Extract every entry word for word. Skip the pictures.

----- GIVEN RECORDS -----

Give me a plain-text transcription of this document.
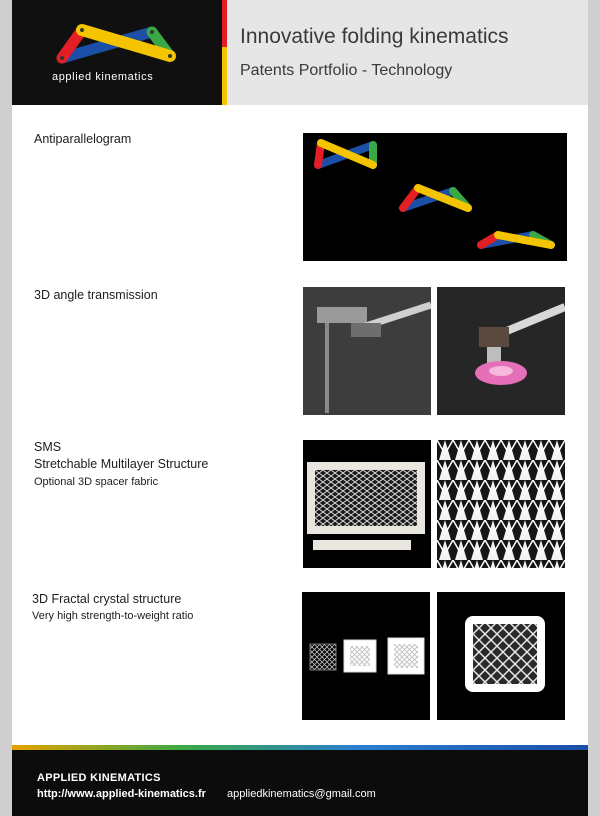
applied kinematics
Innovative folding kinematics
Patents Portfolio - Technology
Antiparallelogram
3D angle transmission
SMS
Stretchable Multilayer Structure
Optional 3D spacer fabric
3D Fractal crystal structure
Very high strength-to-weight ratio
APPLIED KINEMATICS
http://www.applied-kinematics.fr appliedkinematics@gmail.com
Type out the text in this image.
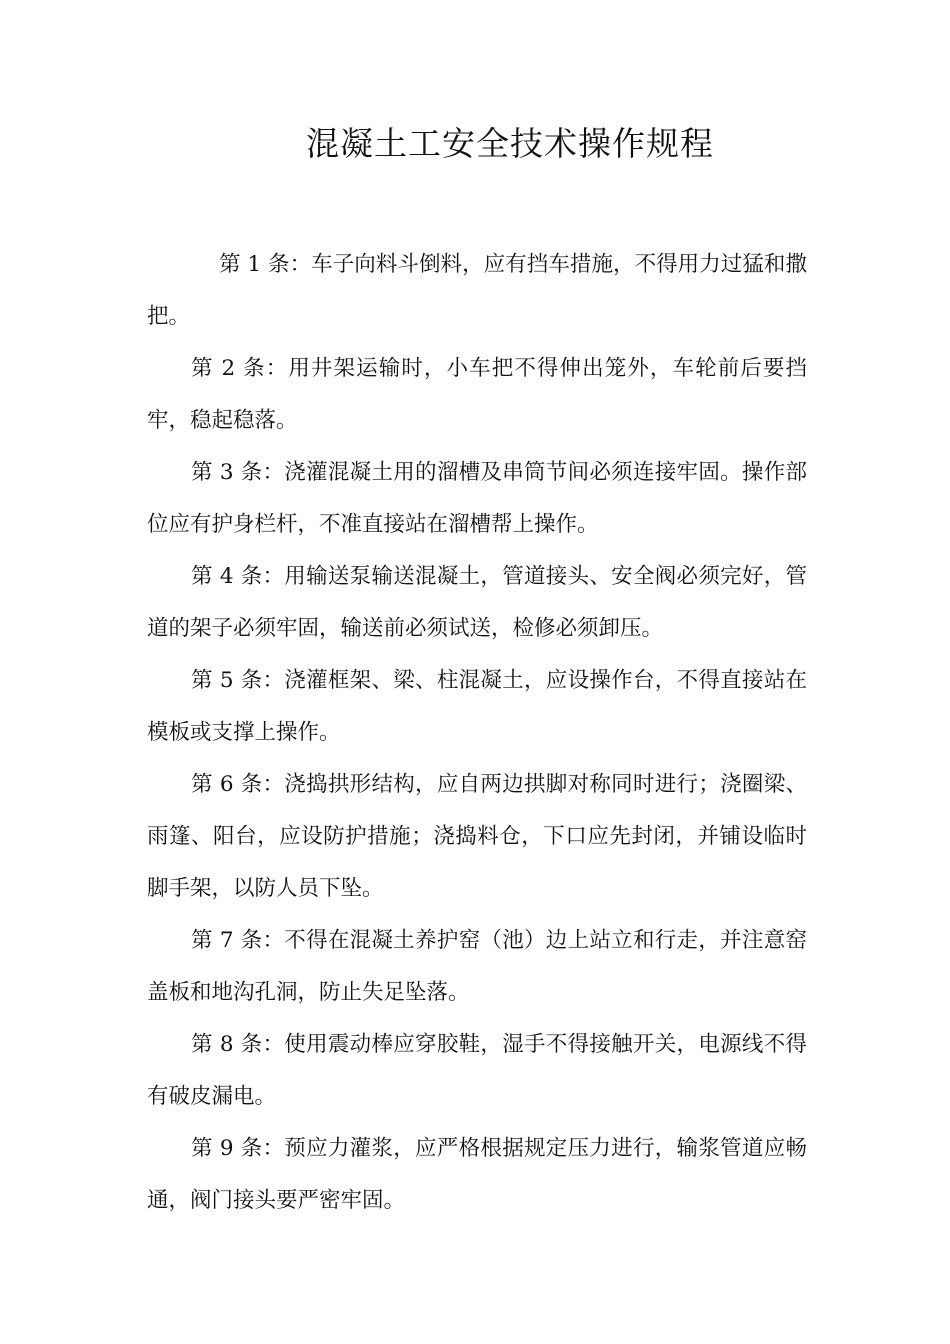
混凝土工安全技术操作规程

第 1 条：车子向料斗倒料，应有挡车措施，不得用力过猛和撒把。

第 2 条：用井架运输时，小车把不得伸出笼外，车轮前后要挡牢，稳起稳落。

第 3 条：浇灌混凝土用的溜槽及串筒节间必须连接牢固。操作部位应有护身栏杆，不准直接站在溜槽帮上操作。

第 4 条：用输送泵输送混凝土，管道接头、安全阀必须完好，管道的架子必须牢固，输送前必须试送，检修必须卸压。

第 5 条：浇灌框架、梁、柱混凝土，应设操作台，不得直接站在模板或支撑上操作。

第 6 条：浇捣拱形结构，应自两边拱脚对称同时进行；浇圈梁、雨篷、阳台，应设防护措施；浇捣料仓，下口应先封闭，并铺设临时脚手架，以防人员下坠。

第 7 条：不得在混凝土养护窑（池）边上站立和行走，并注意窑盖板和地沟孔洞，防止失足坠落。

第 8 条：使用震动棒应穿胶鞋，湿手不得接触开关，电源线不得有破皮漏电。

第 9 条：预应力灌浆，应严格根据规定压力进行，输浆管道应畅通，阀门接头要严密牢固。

-----

— RESULT BELOW —
Give me a plain-text transcription of this document.
applied kinematics
Innovative folding kinematics
Patents Portfolio - Technology
Antiparallelogram
3D angle transmission
SMS
Stretchable Multilayer Structure
Optional 3D spacer fabric
3D Fractal crystal structure
Very high strength-to-weight ratio
APPLIED KINEMATICS
http://www.applied-kinematics.fr appliedkinematics@gmail.com
Type out the text in this image.
混凝土工安全技术操作规程

第 1 条：车子向料斗倒料，应有挡车措施，不得用力过猛和撒把。

第 2 条：用井架运输时，小车把不得伸出笼外，车轮前后要挡牢，稳起稳落。

第 3 条：浇灌混凝土用的溜槽及串筒节间必须连接牢固。操作部位应有护身栏杆，不准直接站在溜槽帮上操作。

第 4 条：用输送泵输送混凝土，管道接头、安全阀必须完好，管道的架子必须牢固，输送前必须试送，检修必须卸压。

第 5 条：浇灌框架、梁、柱混凝土，应设操作台，不得直接站在模板或支撑上操作。

第 6 条：浇捣拱形结构，应自两边拱脚对称同时进行；浇圈梁、雨篷、阳台，应设防护措施；浇捣料仓，下口应先封闭，并铺设临时脚手架，以防人员下坠。

第 7 条：不得在混凝土养护窑（池）边上站立和行走，并注意窑盖板和地沟孔洞，防止失足坠落。

第 8 条：使用震动棒应穿胶鞋，湿手不得接触开关，电源线不得有破皮漏电。

第 9 条：预应力灌浆，应严格根据规定压力进行，输浆管道应畅通，阀门接头要严密牢固。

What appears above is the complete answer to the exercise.